### [Task prompt]
Repeat the records verbatim and leave the pictures out of your copy.

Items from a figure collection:
****
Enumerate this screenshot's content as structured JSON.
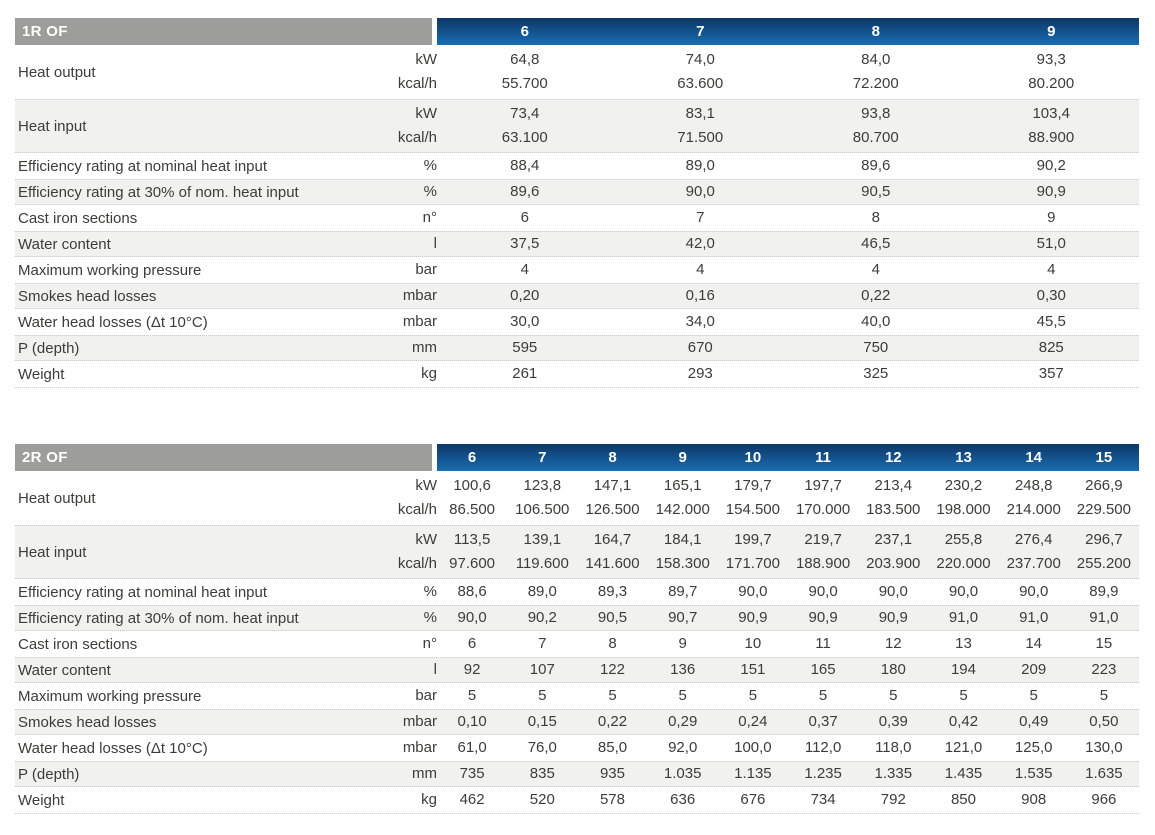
{
  "colors": {
    "header_gray": "#9d9d9c",
    "header_blue_top": "#0d3766",
    "header_blue_bottom": "#1a6db3",
    "row_alt_background": "#f1f1f0",
    "body_text": "#3c3c3b",
    "header_text": "#ffffff",
    "dotted_border": "#c9c9c8"
  },
  "tables": [
    {
      "title": "1R OF",
      "models": [
        "6",
        "7",
        "8",
        "9"
      ],
      "rows": [
        {
          "label": "Heat output",
          "units": [
            "kW",
            "kcal/h"
          ],
          "values": [
            [
              "64,8",
              "74,0",
              "84,0",
              "93,3"
            ],
            [
              "55.700",
              "63.600",
              "72.200",
              "80.200"
            ]
          ]
        },
        {
          "label": "Heat input",
          "units": [
            "kW",
            "kcal/h"
          ],
          "values": [
            [
              "73,4",
              "83,1",
              "93,8",
              "103,4"
            ],
            [
              "63.100",
              "71.500",
              "80.700",
              "88.900"
            ]
          ]
        },
        {
          "label": "Efficiency rating at nominal heat input",
          "units": [
            "%"
          ],
          "values": [
            [
              "88,4",
              "89,0",
              "89,6",
              "90,2"
            ]
          ]
        },
        {
          "label": "Efficiency rating at 30% of nom. heat input",
          "units": [
            "%"
          ],
          "values": [
            [
              "89,6",
              "90,0",
              "90,5",
              "90,9"
            ]
          ]
        },
        {
          "label": "Cast iron sections",
          "units": [
            "n°"
          ],
          "values": [
            [
              "6",
              "7",
              "8",
              "9"
            ]
          ]
        },
        {
          "label": "Water content",
          "units": [
            "l"
          ],
          "values": [
            [
              "37,5",
              "42,0",
              "46,5",
              "51,0"
            ]
          ]
        },
        {
          "label": "Maximum working pressure",
          "units": [
            "bar"
          ],
          "values": [
            [
              "4",
              "4",
              "4",
              "4"
            ]
          ]
        },
        {
          "label": "Smokes head losses",
          "units": [
            "mbar"
          ],
          "values": [
            [
              "0,20",
              "0,16",
              "0,22",
              "0,30"
            ]
          ]
        },
        {
          "label": "Water head losses (Δt 10°C)",
          "units": [
            "mbar"
          ],
          "values": [
            [
              "30,0",
              "34,0",
              "40,0",
              "45,5"
            ]
          ]
        },
        {
          "label": "P (depth)",
          "units": [
            "mm"
          ],
          "values": [
            [
              "595",
              "670",
              "750",
              "825"
            ]
          ]
        },
        {
          "label": "Weight",
          "units": [
            "kg"
          ],
          "values": [
            [
              "261",
              "293",
              "325",
              "357"
            ]
          ]
        }
      ]
    },
    {
      "title": "2R OF",
      "models": [
        "6",
        "7",
        "8",
        "9",
        "10",
        "11",
        "12",
        "13",
        "14",
        "15"
      ],
      "rows": [
        {
          "label": "Heat output",
          "units": [
            "kW",
            "kcal/h"
          ],
          "values": [
            [
              "100,6",
              "123,8",
              "147,1",
              "165,1",
              "179,7",
              "197,7",
              "213,4",
              "230,2",
              "248,8",
              "266,9"
            ],
            [
              "86.500",
              "106.500",
              "126.500",
              "142.000",
              "154.500",
              "170.000",
              "183.500",
              "198.000",
              "214.000",
              "229.500"
            ]
          ]
        },
        {
          "label": "Heat input",
          "units": [
            "kW",
            "kcal/h"
          ],
          "values": [
            [
              "113,5",
              "139,1",
              "164,7",
              "184,1",
              "199,7",
              "219,7",
              "237,1",
              "255,8",
              "276,4",
              "296,7"
            ],
            [
              "97.600",
              "119.600",
              "141.600",
              "158.300",
              "171.700",
              "188.900",
              "203.900",
              "220.000",
              "237.700",
              "255.200"
            ]
          ]
        },
        {
          "label": "Efficiency rating at nominal heat input",
          "units": [
            "%"
          ],
          "values": [
            [
              "88,6",
              "89,0",
              "89,3",
              "89,7",
              "90,0",
              "90,0",
              "90,0",
              "90,0",
              "90,0",
              "89,9"
            ]
          ]
        },
        {
          "label": "Efficiency rating at 30% of nom. heat input",
          "units": [
            "%"
          ],
          "values": [
            [
              "90,0",
              "90,2",
              "90,5",
              "90,7",
              "90,9",
              "90,9",
              "90,9",
              "91,0",
              "91,0",
              "91,0"
            ]
          ]
        },
        {
          "label": "Cast iron sections",
          "units": [
            "n°"
          ],
          "values": [
            [
              "6",
              "7",
              "8",
              "9",
              "10",
              "11",
              "12",
              "13",
              "14",
              "15"
            ]
          ]
        },
        {
          "label": "Water content",
          "units": [
            "l"
          ],
          "values": [
            [
              "92",
              "107",
              "122",
              "136",
              "151",
              "165",
              "180",
              "194",
              "209",
              "223"
            ]
          ]
        },
        {
          "label": "Maximum working pressure",
          "units": [
            "bar"
          ],
          "values": [
            [
              "5",
              "5",
              "5",
              "5",
              "5",
              "5",
              "5",
              "5",
              "5",
              "5"
            ]
          ]
        },
        {
          "label": "Smokes head losses",
          "units": [
            "mbar"
          ],
          "values": [
            [
              "0,10",
              "0,15",
              "0,22",
              "0,29",
              "0,24",
              "0,37",
              "0,39",
              "0,42",
              "0,49",
              "0,50"
            ]
          ]
        },
        {
          "label": "Water head losses (Δt 10°C)",
          "units": [
            "mbar"
          ],
          "values": [
            [
              "61,0",
              "76,0",
              "85,0",
              "92,0",
              "100,0",
              "112,0",
              "118,0",
              "121,0",
              "125,0",
              "130,0"
            ]
          ]
        },
        {
          "label": "P (depth)",
          "units": [
            "mm"
          ],
          "values": [
            [
              "735",
              "835",
              "935",
              "1.035",
              "1.135",
              "1.235",
              "1.335",
              "1.435",
              "1.535",
              "1.635"
            ]
          ]
        },
        {
          "label": "Weight",
          "units": [
            "kg"
          ],
          "values": [
            [
              "462",
              "520",
              "578",
              "636",
              "676",
              "734",
              "792",
              "850",
              "908",
              "966"
            ]
          ]
        }
      ]
    }
  ]
}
****
### [Answer to this exercise]
Enumerate this screenshot's content as structured JSON.
{
  "colors": {
    "header_gray": "#9d9d9c",
    "header_blue_top": "#0d3766",
    "header_blue_bottom": "#1a6db3",
    "row_alt_background": "#f1f1f0",
    "body_text": "#3c3c3b",
    "header_text": "#ffffff",
    "dotted_border": "#c9c9c8"
  },
  "tables": [
    {
      "title": "1R OF",
      "models": [
        "6",
        "7",
        "8",
        "9"
      ],
      "rows": [
        {
          "label": "Heat output",
          "units": [
            "kW",
            "kcal/h"
          ],
          "values": [
            [
              "64,8",
              "74,0",
              "84,0",
              "93,3"
            ],
            [
              "55.700",
              "63.600",
              "72.200",
              "80.200"
            ]
          ]
        },
        {
          "label": "Heat input",
          "units": [
            "kW",
            "kcal/h"
          ],
          "values": [
            [
              "73,4",
              "83,1",
              "93,8",
              "103,4"
            ],
            [
              "63.100",
              "71.500",
              "80.700",
              "88.900"
            ]
          ]
        },
        {
          "label": "Efficiency rating at nominal heat input",
          "units": [
            "%"
          ],
          "values": [
            [
              "88,4",
              "89,0",
              "89,6",
              "90,2"
            ]
          ]
        },
        {
          "label": "Efficiency rating at 30% of nom. heat input",
          "units": [
            "%"
          ],
          "values": [
            [
              "89,6",
              "90,0",
              "90,5",
              "90,9"
            ]
          ]
        },
        {
          "label": "Cast iron sections",
          "units": [
            "n°"
          ],
          "values": [
            [
              "6",
              "7",
              "8",
              "9"
            ]
          ]
        },
        {
          "label": "Water content",
          "units": [
            "l"
          ],
          "values": [
            [
              "37,5",
              "42,0",
              "46,5",
              "51,0"
            ]
          ]
        },
        {
          "label": "Maximum working pressure",
          "units": [
            "bar"
          ],
          "values": [
            [
              "4",
              "4",
              "4",
              "4"
            ]
          ]
        },
        {
          "label": "Smokes head losses",
          "units": [
            "mbar"
          ],
          "values": [
            [
              "0,20",
              "0,16",
              "0,22",
              "0,30"
            ]
          ]
        },
        {
          "label": "Water head losses (Δt 10°C)",
          "units": [
            "mbar"
          ],
          "values": [
            [
              "30,0",
              "34,0",
              "40,0",
              "45,5"
            ]
          ]
        },
        {
          "label": "P (depth)",
          "units": [
            "mm"
          ],
          "values": [
            [
              "595",
              "670",
              "750",
              "825"
            ]
          ]
        },
        {
          "label": "Weight",
          "units": [
            "kg"
          ],
          "values": [
            [
              "261",
              "293",
              "325",
              "357"
            ]
          ]
        }
      ]
    },
    {
      "title": "2R OF",
      "models": [
        "6",
        "7",
        "8",
        "9",
        "10",
        "11",
        "12",
        "13",
        "14",
        "15"
      ],
      "rows": [
        {
          "label": "Heat output",
          "units": [
            "kW",
            "kcal/h"
          ],
          "values": [
            [
              "100,6",
              "123,8",
              "147,1",
              "165,1",
              "179,7",
              "197,7",
              "213,4",
              "230,2",
              "248,8",
              "266,9"
            ],
            [
              "86.500",
              "106.500",
              "126.500",
              "142.000",
              "154.500",
              "170.000",
              "183.500",
              "198.000",
              "214.000",
              "229.500"
            ]
          ]
        },
        {
          "label": "Heat input",
          "units": [
            "kW",
            "kcal/h"
          ],
          "values": [
            [
              "113,5",
              "139,1",
              "164,7",
              "184,1",
              "199,7",
              "219,7",
              "237,1",
              "255,8",
              "276,4",
              "296,7"
            ],
            [
              "97.600",
              "119.600",
              "141.600",
              "158.300",
              "171.700",
              "188.900",
              "203.900",
              "220.000",
              "237.700",
              "255.200"
            ]
          ]
        },
        {
          "label": "Efficiency rating at nominal heat input",
          "units": [
            "%"
          ],
          "values": [
            [
              "88,6",
              "89,0",
              "89,3",
              "89,7",
              "90,0",
              "90,0",
              "90,0",
              "90,0",
              "90,0",
              "89,9"
            ]
          ]
        },
        {
          "label": "Efficiency rating at 30% of nom. heat input",
          "units": [
            "%"
          ],
          "values": [
            [
              "90,0",
              "90,2",
              "90,5",
              "90,7",
              "90,9",
              "90,9",
              "90,9",
              "91,0",
              "91,0",
              "91,0"
            ]
          ]
        },
        {
          "label": "Cast iron sections",
          "units": [
            "n°"
          ],
          "values": [
            [
              "6",
              "7",
              "8",
              "9",
              "10",
              "11",
              "12",
              "13",
              "14",
              "15"
            ]
          ]
        },
        {
          "label": "Water content",
          "units": [
            "l"
          ],
          "values": [
            [
              "92",
              "107",
              "122",
              "136",
              "151",
              "165",
              "180",
              "194",
              "209",
              "223"
            ]
          ]
        },
        {
          "label": "Maximum working pressure",
          "units": [
            "bar"
          ],
          "values": [
            [
              "5",
              "5",
              "5",
              "5",
              "5",
              "5",
              "5",
              "5",
              "5",
              "5"
            ]
          ]
        },
        {
          "label": "Smokes head losses",
          "units": [
            "mbar"
          ],
          "values": [
            [
              "0,10",
              "0,15",
              "0,22",
              "0,29",
              "0,24",
              "0,37",
              "0,39",
              "0,42",
              "0,49",
              "0,50"
            ]
          ]
        },
        {
          "label": "Water head losses (Δt 10°C)",
          "units": [
            "mbar"
          ],
          "values": [
            [
              "61,0",
              "76,0",
              "85,0",
              "92,0",
              "100,0",
              "112,0",
              "118,0",
              "121,0",
              "125,0",
              "130,0"
            ]
          ]
        },
        {
          "label": "P (depth)",
          "units": [
            "mm"
          ],
          "values": [
            [
              "735",
              "835",
              "935",
              "1.035",
              "1.135",
              "1.235",
              "1.335",
              "1.435",
              "1.535",
              "1.635"
            ]
          ]
        },
        {
          "label": "Weight",
          "units": [
            "kg"
          ],
          "values": [
            [
              "462",
              "520",
              "578",
              "636",
              "676",
              "734",
              "792",
              "850",
              "908",
              "966"
            ]
          ]
        }
      ]
    }
  ]
}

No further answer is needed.